> **Exercise details**
Repeat every record below exactly as it appears.

START Record excerpts

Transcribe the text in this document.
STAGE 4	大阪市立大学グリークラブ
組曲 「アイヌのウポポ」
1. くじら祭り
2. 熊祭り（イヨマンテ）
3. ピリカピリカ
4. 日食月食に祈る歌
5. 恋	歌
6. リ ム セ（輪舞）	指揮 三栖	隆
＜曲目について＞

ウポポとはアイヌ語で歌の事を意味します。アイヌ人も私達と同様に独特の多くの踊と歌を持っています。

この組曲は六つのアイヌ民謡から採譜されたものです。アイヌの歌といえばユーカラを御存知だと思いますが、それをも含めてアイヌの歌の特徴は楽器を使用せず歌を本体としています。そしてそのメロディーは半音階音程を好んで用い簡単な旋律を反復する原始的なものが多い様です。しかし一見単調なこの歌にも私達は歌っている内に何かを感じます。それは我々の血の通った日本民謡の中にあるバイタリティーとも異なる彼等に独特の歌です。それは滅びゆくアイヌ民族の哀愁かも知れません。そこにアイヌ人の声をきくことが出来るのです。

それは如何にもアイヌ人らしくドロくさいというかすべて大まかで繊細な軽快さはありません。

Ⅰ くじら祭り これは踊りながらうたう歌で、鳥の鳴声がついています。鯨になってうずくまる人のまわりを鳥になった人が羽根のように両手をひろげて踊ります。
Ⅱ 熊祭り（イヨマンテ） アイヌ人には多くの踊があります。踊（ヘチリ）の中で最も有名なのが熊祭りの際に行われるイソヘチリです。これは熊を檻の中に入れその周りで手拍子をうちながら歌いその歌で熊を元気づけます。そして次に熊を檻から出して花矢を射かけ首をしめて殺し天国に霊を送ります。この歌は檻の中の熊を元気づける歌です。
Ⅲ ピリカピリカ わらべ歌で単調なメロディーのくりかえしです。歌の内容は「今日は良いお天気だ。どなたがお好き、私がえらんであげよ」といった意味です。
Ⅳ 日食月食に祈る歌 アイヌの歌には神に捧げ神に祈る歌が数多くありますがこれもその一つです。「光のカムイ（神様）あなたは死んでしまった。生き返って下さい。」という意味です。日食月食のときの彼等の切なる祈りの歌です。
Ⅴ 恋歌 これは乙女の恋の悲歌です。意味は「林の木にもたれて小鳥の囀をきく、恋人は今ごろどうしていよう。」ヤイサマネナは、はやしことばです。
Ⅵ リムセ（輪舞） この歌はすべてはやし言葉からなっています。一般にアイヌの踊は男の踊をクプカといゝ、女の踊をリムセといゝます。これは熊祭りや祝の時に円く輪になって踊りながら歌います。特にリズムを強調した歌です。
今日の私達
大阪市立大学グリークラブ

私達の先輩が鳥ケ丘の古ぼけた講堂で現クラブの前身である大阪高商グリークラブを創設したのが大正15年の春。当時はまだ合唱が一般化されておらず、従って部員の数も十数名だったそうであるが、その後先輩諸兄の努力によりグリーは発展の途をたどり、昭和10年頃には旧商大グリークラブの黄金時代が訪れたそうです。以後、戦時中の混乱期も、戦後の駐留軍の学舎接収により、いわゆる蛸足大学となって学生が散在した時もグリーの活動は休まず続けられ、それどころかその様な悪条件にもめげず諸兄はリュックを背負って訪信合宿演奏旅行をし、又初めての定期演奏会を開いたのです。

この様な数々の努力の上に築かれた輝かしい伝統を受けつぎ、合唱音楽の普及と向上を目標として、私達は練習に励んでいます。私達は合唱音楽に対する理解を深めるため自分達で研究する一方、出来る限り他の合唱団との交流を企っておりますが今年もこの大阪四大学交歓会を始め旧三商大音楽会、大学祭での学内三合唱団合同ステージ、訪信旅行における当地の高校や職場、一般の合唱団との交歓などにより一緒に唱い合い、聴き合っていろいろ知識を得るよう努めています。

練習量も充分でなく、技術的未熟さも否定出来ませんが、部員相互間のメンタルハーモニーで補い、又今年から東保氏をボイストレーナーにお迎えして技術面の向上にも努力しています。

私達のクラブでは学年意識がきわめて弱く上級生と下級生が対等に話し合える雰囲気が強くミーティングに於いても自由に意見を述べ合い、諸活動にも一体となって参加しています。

END Record excerpts

> **Solution for this task**
Transcribe the text in this document.
STAGE 4	大阪市立大学グリークラブ
組曲 「アイヌのウポポ」
1. くじら祭り
2. 熊祭り（イヨマンテ）
3. ピリカピリカ
4. 日食月食に祈る歌
5. 恋	歌
6. リ ム セ（輪舞）	指揮 三栖	隆
＜曲目について＞

ウポポとはアイヌ語で歌の事を意味します。アイヌ人も私達と同様に独特の多くの踊と歌を持っています。

この組曲は六つのアイヌ民謡から採譜されたものです。アイヌの歌といえばユーカラを御存知だと思いますが、それをも含めてアイヌの歌の特徴は楽器を使用せず歌を本体としています。そしてそのメロディーは半音階音程を好んで用い簡単な旋律を反復する原始的なものが多い様です。しかし一見単調なこの歌にも私達は歌っている内に何かを感じます。それは我々の血の通った日本民謡の中にあるバイタリティーとも異なる彼等に独特の歌です。それは滅びゆくアイヌ民族の哀愁かも知れません。そこにアイヌ人の声をきくことが出来るのです。

それは如何にもアイヌ人らしくドロくさいというかすべて大まかで繊細な軽快さはありません。

Ⅰ くじら祭り これは踊りながらうたう歌で、鳥の鳴声がついています。鯨になってうずくまる人のまわりを鳥になった人が羽根のように両手をひろげて踊ります。
Ⅱ 熊祭り（イヨマンテ） アイヌ人には多くの踊があります。踊（ヘチリ）の中で最も有名なのが熊祭りの際に行われるイソヘチリです。これは熊を檻の中に入れその周りで手拍子をうちながら歌いその歌で熊を元気づけます。そして次に熊を檻から出して花矢を射かけ首をしめて殺し天国に霊を送ります。この歌は檻の中の熊を元気づける歌です。
Ⅲ ピリカピリカ わらべ歌で単調なメロディーのくりかえしです。歌の内容は「今日は良いお天気だ。どなたがお好き、私がえらんであげよ」といった意味です。
Ⅳ 日食月食に祈る歌 アイヌの歌には神に捧げ神に祈る歌が数多くありますがこれもその一つです。「光のカムイ（神様）あなたは死んでしまった。生き返って下さい。」という意味です。日食月食のときの彼等の切なる祈りの歌です。
Ⅴ 恋歌 これは乙女の恋の悲歌です。意味は「林の木にもたれて小鳥の囀をきく、恋人は今ごろどうしていよう。」ヤイサマネナは、はやしことばです。
Ⅵ リムセ（輪舞） この歌はすべてはやし言葉からなっています。一般にアイヌの踊は男の踊をクプカといゝ、女の踊をリムセといゝます。これは熊祭りや祝の時に円く輪になって踊りながら歌います。特にリズムを強調した歌です。
今日の私達
大阪市立大学グリークラブ

私達の先輩が鳥ケ丘の古ぼけた講堂で現クラブの前身である大阪高商グリークラブを創設したのが大正15年の春。当時はまだ合唱が一般化されておらず、従って部員の数も十数名だったそうであるが、その後先輩諸兄の努力によりグリーは発展の途をたどり、昭和10年頃には旧商大グリークラブの黄金時代が訪れたそうです。以後、戦時中の混乱期も、戦後の駐留軍の学舎接収により、いわゆる蛸足大学となって学生が散在した時もグリーの活動は休まず続けられ、それどころかその様な悪条件にもめげず諸兄はリュックを背負って訪信合宿演奏旅行をし、又初めての定期演奏会を開いたのです。

この様な数々の努力の上に築かれた輝かしい伝統を受けつぎ、合唱音楽の普及と向上を目標として、私達は練習に励んでいます。私達は合唱音楽に対する理解を深めるため自分達で研究する一方、出来る限り他の合唱団との交流を企っておりますが今年もこの大阪四大学交歓会を始め旧三商大音楽会、大学祭での学内三合唱団合同ステージ、訪信旅行における当地の高校や職場、一般の合唱団との交歓などにより一緒に唱い合い、聴き合っていろいろ知識を得るよう努めています。

練習量も充分でなく、技術的未熟さも否定出来ませんが、部員相互間のメンタルハーモニーで補い、又今年から東保氏をボイストレーナーにお迎えして技術面の向上にも努力しています。

私達のクラブでは学年意識がきわめて弱く上級生と下級生が対等に話し合える雰囲気が強くミーティングに於いても自由に意見を述べ合い、諸活動にも一体となって参加しています。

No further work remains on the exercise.